**Rows from a dataset:**
┄┄┄┄┄┄

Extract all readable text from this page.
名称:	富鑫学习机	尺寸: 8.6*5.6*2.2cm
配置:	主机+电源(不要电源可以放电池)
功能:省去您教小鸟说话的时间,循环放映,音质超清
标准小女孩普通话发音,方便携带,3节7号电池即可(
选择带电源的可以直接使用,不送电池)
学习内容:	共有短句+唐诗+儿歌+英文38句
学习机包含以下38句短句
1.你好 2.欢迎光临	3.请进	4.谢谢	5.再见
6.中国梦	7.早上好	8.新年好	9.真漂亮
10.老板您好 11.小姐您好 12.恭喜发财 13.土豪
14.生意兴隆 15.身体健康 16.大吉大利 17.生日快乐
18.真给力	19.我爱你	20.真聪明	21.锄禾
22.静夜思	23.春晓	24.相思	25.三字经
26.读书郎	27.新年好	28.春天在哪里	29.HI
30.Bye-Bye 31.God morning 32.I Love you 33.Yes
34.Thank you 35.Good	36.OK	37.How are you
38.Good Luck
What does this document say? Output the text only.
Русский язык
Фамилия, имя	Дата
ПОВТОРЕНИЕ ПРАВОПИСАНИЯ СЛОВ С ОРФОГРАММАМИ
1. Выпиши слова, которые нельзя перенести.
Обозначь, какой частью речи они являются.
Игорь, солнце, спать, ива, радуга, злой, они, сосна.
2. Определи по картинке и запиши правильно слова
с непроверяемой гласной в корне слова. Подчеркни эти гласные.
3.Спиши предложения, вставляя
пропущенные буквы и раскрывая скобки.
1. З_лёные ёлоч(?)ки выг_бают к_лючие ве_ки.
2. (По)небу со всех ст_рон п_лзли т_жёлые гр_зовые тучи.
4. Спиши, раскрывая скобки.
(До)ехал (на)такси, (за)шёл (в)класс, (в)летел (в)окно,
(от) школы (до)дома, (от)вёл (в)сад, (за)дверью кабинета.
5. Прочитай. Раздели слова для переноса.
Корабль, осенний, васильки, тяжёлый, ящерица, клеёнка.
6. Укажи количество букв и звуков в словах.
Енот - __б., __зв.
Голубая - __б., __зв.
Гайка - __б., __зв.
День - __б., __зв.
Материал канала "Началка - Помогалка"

┄┄┄┄┄┄

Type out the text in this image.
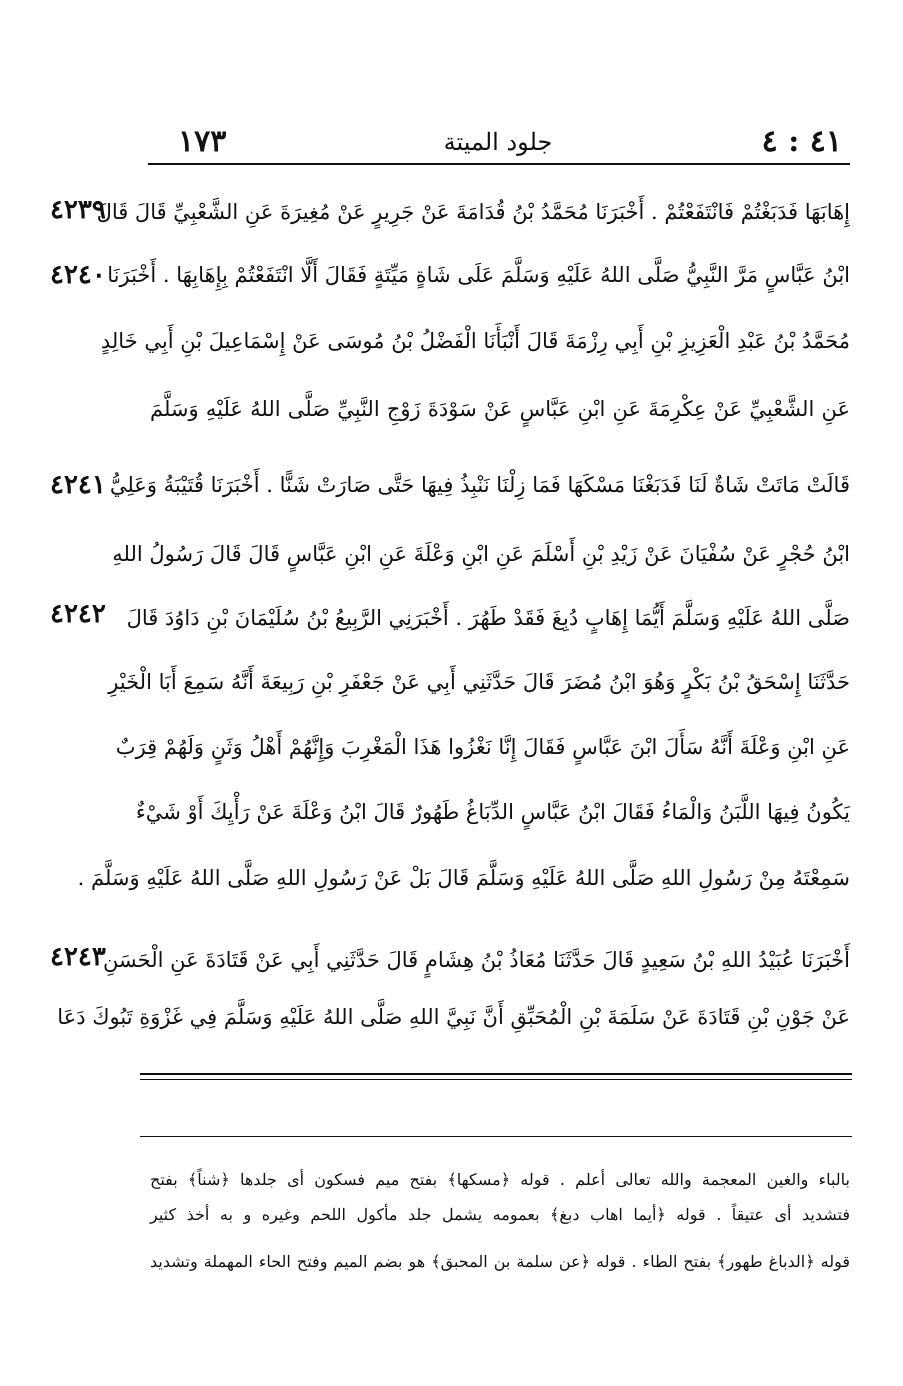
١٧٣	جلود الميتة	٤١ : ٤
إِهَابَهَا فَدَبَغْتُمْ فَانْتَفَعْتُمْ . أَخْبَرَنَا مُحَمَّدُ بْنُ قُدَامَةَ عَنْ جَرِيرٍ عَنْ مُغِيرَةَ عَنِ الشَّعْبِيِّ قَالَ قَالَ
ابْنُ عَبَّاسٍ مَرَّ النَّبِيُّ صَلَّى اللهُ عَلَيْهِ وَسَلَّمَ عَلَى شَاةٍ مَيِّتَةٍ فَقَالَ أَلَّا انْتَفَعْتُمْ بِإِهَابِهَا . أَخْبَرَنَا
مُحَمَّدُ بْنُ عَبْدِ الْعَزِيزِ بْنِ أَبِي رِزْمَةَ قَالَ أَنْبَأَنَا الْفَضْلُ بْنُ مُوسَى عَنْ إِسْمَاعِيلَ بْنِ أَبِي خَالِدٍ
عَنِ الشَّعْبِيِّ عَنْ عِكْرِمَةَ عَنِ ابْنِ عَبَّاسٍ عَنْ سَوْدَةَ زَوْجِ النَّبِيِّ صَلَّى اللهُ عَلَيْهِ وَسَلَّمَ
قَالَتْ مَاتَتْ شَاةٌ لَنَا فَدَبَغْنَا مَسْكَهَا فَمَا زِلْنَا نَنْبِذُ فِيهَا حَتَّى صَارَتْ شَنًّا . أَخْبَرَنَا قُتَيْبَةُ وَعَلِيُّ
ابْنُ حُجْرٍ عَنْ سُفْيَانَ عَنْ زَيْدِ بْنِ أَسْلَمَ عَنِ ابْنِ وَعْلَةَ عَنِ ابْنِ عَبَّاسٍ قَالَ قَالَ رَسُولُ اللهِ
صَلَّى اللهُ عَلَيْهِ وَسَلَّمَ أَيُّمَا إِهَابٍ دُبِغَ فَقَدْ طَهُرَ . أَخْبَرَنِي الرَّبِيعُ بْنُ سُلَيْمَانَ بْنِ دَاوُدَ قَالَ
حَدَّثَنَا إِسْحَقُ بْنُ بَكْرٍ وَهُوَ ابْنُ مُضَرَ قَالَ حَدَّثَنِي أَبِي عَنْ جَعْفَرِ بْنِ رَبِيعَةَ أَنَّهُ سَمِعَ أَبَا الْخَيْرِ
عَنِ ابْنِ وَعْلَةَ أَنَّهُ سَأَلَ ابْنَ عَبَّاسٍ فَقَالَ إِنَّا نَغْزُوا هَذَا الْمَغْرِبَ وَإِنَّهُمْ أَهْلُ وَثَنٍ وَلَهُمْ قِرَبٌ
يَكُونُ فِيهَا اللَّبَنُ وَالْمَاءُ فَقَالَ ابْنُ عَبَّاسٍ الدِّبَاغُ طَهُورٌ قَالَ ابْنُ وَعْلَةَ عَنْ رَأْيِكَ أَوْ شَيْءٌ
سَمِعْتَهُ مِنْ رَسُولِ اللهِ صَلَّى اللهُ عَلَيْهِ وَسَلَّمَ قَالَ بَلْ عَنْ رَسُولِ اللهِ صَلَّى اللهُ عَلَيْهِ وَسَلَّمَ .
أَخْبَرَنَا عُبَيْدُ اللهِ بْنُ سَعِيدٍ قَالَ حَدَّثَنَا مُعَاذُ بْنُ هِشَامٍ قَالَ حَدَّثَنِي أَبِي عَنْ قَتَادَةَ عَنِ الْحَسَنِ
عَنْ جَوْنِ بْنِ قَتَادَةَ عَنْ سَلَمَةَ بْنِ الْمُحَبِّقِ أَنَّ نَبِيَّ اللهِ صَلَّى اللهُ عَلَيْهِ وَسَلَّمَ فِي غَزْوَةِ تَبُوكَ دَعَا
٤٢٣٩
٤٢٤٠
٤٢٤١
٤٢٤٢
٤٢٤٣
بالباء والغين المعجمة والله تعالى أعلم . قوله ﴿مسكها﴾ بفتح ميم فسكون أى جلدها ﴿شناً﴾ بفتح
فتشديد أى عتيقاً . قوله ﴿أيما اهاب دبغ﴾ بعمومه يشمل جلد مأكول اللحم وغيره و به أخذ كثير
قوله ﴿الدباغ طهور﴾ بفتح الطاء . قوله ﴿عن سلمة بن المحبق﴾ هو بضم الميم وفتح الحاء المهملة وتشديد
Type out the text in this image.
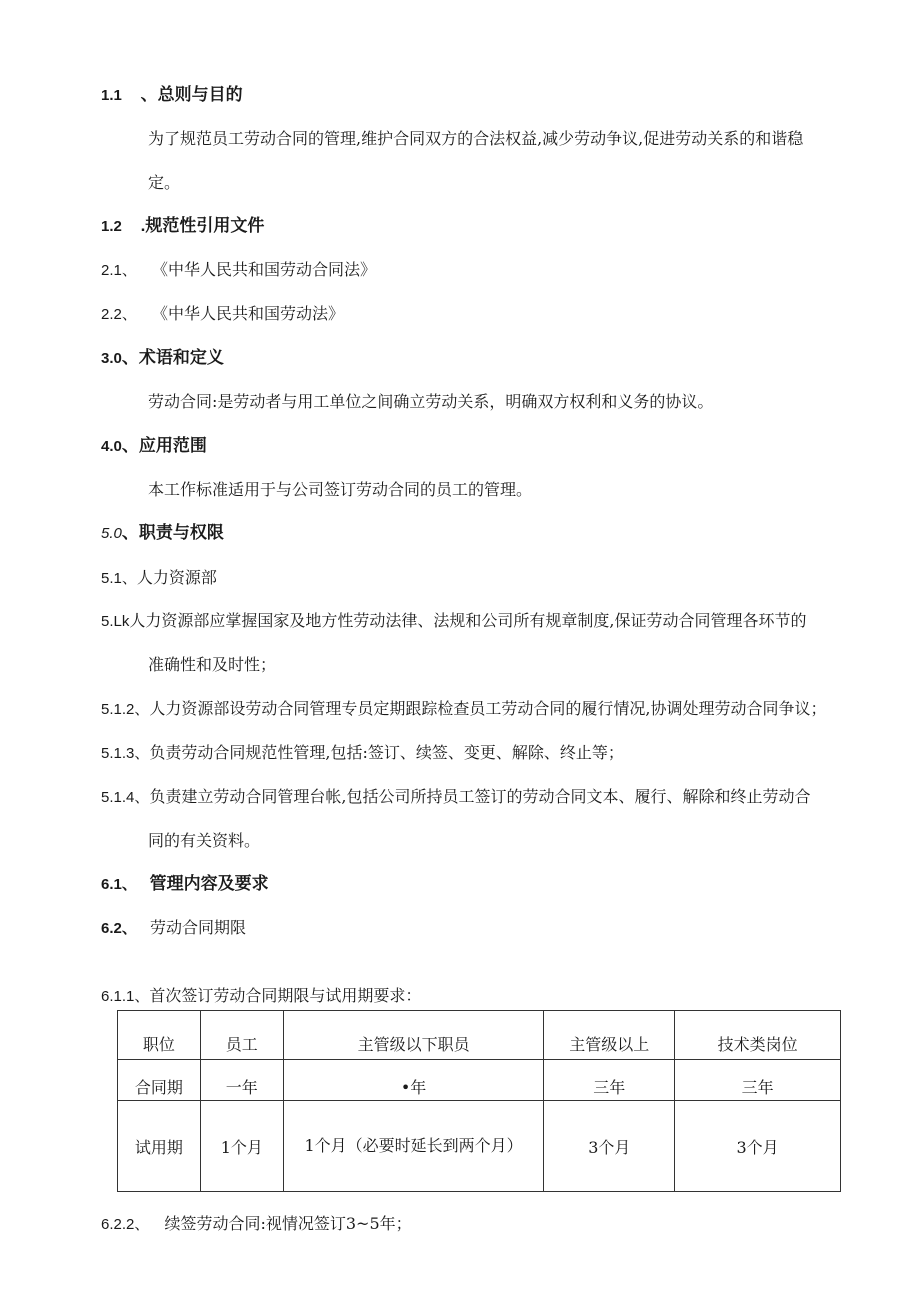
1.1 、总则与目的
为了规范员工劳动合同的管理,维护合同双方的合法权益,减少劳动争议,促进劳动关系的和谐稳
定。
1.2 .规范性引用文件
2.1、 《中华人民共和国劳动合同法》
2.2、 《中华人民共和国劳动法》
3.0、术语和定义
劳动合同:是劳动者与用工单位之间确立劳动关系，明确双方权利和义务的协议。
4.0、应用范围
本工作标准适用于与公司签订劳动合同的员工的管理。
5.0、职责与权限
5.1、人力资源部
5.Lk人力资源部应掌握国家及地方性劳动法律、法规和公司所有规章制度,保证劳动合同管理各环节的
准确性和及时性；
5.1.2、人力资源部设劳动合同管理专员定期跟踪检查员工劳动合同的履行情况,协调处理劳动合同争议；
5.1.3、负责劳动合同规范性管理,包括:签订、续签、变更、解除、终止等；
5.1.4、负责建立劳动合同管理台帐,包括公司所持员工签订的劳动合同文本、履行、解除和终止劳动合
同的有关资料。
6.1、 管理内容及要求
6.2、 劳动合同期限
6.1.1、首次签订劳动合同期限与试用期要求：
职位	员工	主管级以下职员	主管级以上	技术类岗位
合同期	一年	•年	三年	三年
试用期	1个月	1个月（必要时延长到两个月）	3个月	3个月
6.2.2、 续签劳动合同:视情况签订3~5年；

┄┄┄┄┄┄

**Task:** Looking back at the lines above, state how many contain the word "this", and supply nothing besides the number.

**Exercise output:** 4